◆ Your goal
Only lines holding the string "Open" are wanted; copy each one from the material.

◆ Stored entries
::::

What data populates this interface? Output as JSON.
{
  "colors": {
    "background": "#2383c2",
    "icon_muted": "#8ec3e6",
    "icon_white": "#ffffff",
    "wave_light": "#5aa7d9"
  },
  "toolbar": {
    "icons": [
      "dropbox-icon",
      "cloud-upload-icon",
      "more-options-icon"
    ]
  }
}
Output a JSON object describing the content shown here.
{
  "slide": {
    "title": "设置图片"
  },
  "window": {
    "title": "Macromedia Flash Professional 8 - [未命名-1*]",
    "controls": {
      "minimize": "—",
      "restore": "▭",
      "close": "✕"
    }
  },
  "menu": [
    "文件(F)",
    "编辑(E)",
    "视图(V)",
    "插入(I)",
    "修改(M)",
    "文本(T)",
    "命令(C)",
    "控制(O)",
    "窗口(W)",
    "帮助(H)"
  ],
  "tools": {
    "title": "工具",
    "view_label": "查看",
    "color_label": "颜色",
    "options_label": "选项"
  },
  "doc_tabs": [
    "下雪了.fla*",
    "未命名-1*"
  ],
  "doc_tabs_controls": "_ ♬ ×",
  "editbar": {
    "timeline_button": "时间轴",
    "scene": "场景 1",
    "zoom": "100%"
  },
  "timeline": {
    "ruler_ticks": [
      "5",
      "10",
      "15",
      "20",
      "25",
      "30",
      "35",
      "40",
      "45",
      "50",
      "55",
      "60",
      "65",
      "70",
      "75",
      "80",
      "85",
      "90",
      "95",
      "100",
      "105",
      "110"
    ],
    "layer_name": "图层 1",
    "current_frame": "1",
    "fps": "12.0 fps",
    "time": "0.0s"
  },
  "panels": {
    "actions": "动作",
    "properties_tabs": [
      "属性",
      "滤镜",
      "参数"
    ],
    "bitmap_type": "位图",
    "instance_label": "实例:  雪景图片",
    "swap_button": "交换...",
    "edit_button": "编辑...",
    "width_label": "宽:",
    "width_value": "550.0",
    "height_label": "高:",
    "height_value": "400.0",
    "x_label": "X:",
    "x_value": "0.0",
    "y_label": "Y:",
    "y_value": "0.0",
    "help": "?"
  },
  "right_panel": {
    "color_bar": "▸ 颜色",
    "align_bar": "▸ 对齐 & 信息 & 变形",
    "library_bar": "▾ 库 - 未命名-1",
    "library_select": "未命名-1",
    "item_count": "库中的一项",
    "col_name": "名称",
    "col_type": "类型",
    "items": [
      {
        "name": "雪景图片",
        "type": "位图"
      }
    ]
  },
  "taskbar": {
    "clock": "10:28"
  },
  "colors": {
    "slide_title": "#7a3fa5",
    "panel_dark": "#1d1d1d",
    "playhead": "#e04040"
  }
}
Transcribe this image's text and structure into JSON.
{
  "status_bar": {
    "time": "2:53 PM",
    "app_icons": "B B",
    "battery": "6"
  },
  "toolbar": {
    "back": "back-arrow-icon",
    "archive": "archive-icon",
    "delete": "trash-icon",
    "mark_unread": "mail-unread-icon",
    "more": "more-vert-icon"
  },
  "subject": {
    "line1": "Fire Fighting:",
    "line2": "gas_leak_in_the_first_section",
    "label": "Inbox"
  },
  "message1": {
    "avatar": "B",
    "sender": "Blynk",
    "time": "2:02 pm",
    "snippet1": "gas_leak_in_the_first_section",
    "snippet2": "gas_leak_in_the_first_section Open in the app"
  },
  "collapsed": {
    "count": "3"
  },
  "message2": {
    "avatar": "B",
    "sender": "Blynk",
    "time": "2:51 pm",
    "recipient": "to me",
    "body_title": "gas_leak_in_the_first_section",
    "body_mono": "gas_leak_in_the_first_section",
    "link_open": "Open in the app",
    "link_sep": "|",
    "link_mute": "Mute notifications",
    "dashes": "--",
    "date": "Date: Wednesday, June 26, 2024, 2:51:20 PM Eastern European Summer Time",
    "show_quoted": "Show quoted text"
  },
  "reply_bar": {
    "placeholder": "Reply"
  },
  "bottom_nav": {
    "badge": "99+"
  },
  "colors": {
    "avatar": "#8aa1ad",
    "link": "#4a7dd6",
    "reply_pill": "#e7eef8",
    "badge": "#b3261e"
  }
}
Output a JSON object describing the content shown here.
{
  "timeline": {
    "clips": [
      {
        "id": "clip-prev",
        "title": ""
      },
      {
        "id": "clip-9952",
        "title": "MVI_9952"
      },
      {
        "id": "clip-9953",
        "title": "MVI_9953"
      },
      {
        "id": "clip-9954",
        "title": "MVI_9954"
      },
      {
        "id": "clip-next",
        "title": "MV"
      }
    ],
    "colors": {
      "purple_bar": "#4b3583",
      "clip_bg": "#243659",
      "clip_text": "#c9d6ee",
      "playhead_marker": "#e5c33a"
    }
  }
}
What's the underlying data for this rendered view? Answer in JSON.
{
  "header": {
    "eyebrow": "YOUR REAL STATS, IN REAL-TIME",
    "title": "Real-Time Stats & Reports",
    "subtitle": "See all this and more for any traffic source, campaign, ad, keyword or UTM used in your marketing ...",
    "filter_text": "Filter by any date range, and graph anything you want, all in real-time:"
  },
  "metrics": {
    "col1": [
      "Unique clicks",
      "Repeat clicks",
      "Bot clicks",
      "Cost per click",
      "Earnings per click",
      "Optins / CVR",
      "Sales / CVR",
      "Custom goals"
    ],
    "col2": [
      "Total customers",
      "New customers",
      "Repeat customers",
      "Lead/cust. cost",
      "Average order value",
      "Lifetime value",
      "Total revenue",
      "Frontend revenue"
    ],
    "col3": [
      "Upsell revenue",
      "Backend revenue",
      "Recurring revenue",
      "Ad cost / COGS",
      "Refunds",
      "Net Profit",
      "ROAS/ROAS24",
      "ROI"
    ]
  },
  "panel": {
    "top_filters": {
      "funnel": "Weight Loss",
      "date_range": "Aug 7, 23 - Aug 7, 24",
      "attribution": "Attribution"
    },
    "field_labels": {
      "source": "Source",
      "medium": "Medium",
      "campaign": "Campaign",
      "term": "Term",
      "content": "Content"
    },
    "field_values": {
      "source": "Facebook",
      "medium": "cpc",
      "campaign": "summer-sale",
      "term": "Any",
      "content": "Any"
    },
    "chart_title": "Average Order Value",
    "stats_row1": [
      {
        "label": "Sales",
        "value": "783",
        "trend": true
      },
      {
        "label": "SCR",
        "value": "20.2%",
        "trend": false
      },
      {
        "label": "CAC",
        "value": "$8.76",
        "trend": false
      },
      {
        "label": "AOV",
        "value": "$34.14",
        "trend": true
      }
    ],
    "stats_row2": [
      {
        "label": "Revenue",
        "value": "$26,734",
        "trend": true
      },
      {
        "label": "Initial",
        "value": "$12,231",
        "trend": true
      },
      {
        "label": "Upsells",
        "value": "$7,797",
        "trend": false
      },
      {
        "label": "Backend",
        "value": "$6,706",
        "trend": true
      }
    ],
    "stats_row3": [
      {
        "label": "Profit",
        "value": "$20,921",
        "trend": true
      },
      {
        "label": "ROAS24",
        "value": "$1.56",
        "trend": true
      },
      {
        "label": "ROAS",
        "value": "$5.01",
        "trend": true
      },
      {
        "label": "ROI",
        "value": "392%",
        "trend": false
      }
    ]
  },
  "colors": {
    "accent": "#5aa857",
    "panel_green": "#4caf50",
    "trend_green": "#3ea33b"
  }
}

::::

◆ Solution to this task
    "snippet2": "gas_leak_in_the_first_section Open in the app"
    "link_open": "Open in the app",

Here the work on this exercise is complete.